> _Data provided_
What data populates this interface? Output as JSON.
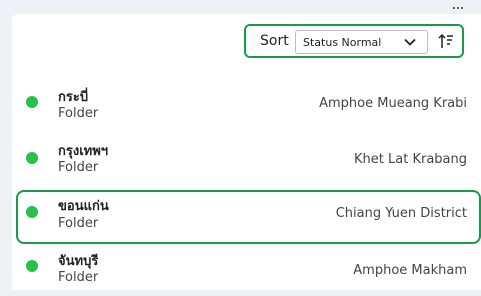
{
  "toolbar": {
    "more_icon": "more-dots-icon",
    "sort_label": "Sort",
    "sort_value": "Status Normal",
    "chevron_icon": "chevron-down-icon",
    "sort_order_icon": "sort-descending-icon",
    "accent_color": "#1a9a4b"
  },
  "items": [
    {
      "name": "กระบี่",
      "type": "Folder",
      "location": "Amphoe Mueang Krabi",
      "status_color": "#26c24a"
    },
    {
      "name": "กรุงเทพฯ",
      "type": "Folder",
      "location": "Khet Lat Krabang",
      "status_color": "#26c24a"
    },
    {
      "name": "ขอนแก่น",
      "type": "Folder",
      "location": "Chiang Yuen District",
      "status_color": "#26c24a",
      "selected": true
    },
    {
      "name": "จันทบุรี",
      "type": "Folder",
      "location": "Amphoe Makham",
      "status_color": "#26c24a"
    }
  ]
}
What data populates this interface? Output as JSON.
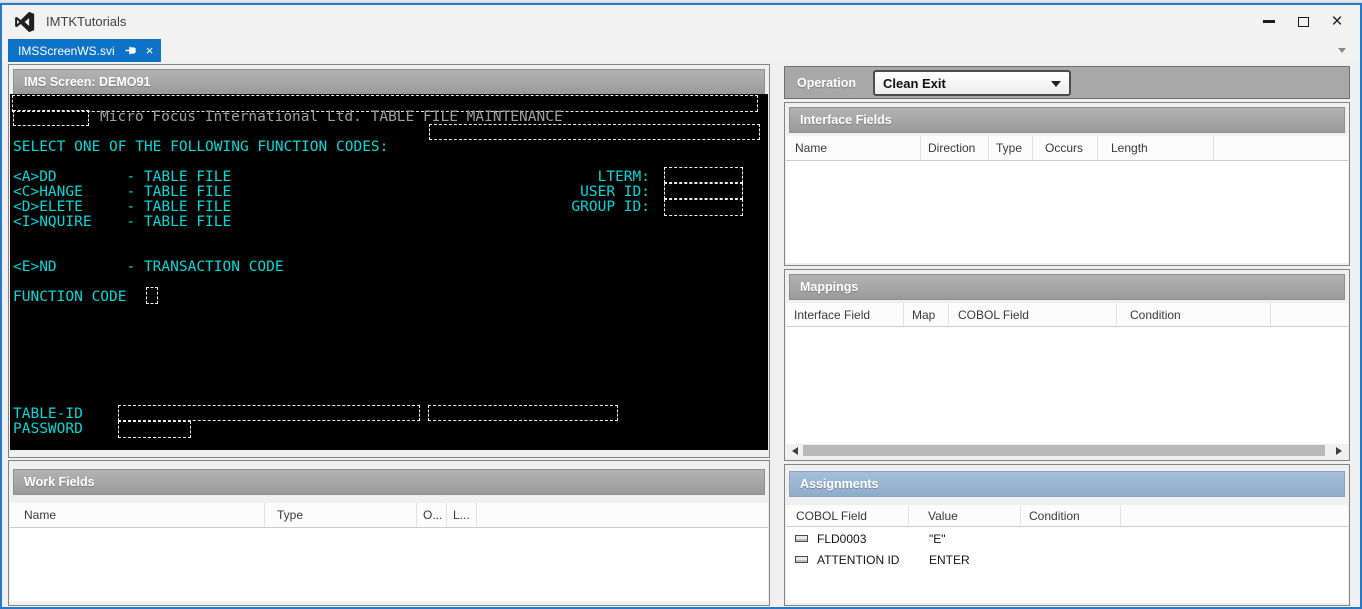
{
  "window": {
    "title": "IMTKTutorials",
    "controls": {
      "minimize": "minimize",
      "maximize": "maximize",
      "close": "×"
    }
  },
  "tab": {
    "label": "IMSScreenWS.svi",
    "close_glyph": "×"
  },
  "ims_screen": {
    "title": "IMS Screen: DEMO91",
    "banner": "Micro Focus International Ltd. TABLE FILE MAINTENANCE",
    "select_line": "SELECT ONE OF THE FOLLOWING FUNCTION CODES:",
    "code_lines": [
      "<A>DD        - TABLE FILE",
      "<C>HANGE     - TABLE FILE",
      "<D>ELETE     - TABLE FILE",
      "<I>NQUIRE    - TABLE FILE"
    ],
    "end_line": "<E>ND        - TRANSACTION CODE",
    "function_code_label": "FUNCTION CODE",
    "lterm_label": "LTERM:",
    "user_id_label": "USER ID:",
    "group_id_label": "GROUP ID:",
    "table_id_label": "TABLE-ID",
    "password_label": "PASSWORD"
  },
  "operation": {
    "label": "Operation",
    "selected": "Clean Exit"
  },
  "interface_fields": {
    "title": "Interface Fields",
    "columns": [
      "Name",
      "Direction",
      "Type",
      "Occurs",
      "Length"
    ],
    "rows": []
  },
  "mappings": {
    "title": "Mappings",
    "columns": [
      "Interface Field",
      "Map",
      "COBOL Field",
      "Condition"
    ],
    "rows": []
  },
  "work_fields": {
    "title": "Work Fields",
    "columns": [
      "Name",
      "Type",
      "O...",
      "L..."
    ],
    "rows": []
  },
  "assignments": {
    "title": "Assignments",
    "columns": [
      "COBOL Field",
      "Value",
      "Condition"
    ],
    "rows": [
      {
        "cobol_field": "FLD0003",
        "value": "\"E\"",
        "condition": ""
      },
      {
        "cobol_field": "ATTENTION ID",
        "value": "ENTER",
        "condition": ""
      }
    ]
  },
  "colors": {
    "accent_tab_blue": "#0e72c6",
    "window_border_blue": "#2779cc",
    "terminal_foreground_cyan": "#00d9d9",
    "terminal_dim_gray": "#9e9e9e",
    "panel_header_gray": "#a6a6a6",
    "assignments_header_blue": "#9bb5d0"
  }
}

> _Short task_
Every line above should be returned word for word, with the pictures left behind.

> _Solution to the problem_
What data populates this interface? Output as JSON.
{
  "toolbar": {
    "more_icon": "more-dots-icon",
    "sort_label": "Sort",
    "sort_value": "Status Normal",
    "chevron_icon": "chevron-down-icon",
    "sort_order_icon": "sort-descending-icon",
    "accent_color": "#1a9a4b"
  },
  "items": [
    {
      "name": "กระบี่",
      "type": "Folder",
      "location": "Amphoe Mueang Krabi",
      "status_color": "#26c24a"
    },
    {
      "name": "กรุงเทพฯ",
      "type": "Folder",
      "location": "Khet Lat Krabang",
      "status_color": "#26c24a"
    },
    {
      "name": "ขอนแก่น",
      "type": "Folder",
      "location": "Chiang Yuen District",
      "status_color": "#26c24a",
      "selected": true
    },
    {
      "name": "จันทบุรี",
      "type": "Folder",
      "location": "Amphoe Makham",
      "status_color": "#26c24a"
    }
  ]
}
What data populates this interface? Output as JSON.
{
  "window": {
    "title": "IMTKTutorials",
    "controls": {
      "minimize": "minimize",
      "maximize": "maximize",
      "close": "×"
    }
  },
  "tab": {
    "label": "IMSScreenWS.svi",
    "close_glyph": "×"
  },
  "ims_screen": {
    "title": "IMS Screen: DEMO91",
    "banner": "Micro Focus International Ltd. TABLE FILE MAINTENANCE",
    "select_line": "SELECT ONE OF THE FOLLOWING FUNCTION CODES:",
    "code_lines": [
      "<A>DD        - TABLE FILE",
      "<C>HANGE     - TABLE FILE",
      "<D>ELETE     - TABLE FILE",
      "<I>NQUIRE    - TABLE FILE"
    ],
    "end_line": "<E>ND        - TRANSACTION CODE",
    "function_code_label": "FUNCTION CODE",
    "lterm_label": "LTERM:",
    "user_id_label": "USER ID:",
    "group_id_label": "GROUP ID:",
    "table_id_label": "TABLE-ID",
    "password_label": "PASSWORD"
  },
  "operation": {
    "label": "Operation",
    "selected": "Clean Exit"
  },
  "interface_fields": {
    "title": "Interface Fields",
    "columns": [
      "Name",
      "Direction",
      "Type",
      "Occurs",
      "Length"
    ],
    "rows": []
  },
  "mappings": {
    "title": "Mappings",
    "columns": [
      "Interface Field",
      "Map",
      "COBOL Field",
      "Condition"
    ],
    "rows": []
  },
  "work_fields": {
    "title": "Work Fields",
    "columns": [
      "Name",
      "Type",
      "O...",
      "L..."
    ],
    "rows": []
  },
  "assignments": {
    "title": "Assignments",
    "columns": [
      "COBOL Field",
      "Value",
      "Condition"
    ],
    "rows": [
      {
        "cobol_field": "FLD0003",
        "value": "\"E\"",
        "condition": ""
      },
      {
        "cobol_field": "ATTENTION ID",
        "value": "ENTER",
        "condition": ""
      }
    ]
  },
  "colors": {
    "accent_tab_blue": "#0e72c6",
    "window_border_blue": "#2779cc",
    "terminal_foreground_cyan": "#00d9d9",
    "terminal_dim_gray": "#9e9e9e",
    "panel_header_gray": "#a6a6a6",
    "assignments_header_blue": "#9bb5d0"
  }
}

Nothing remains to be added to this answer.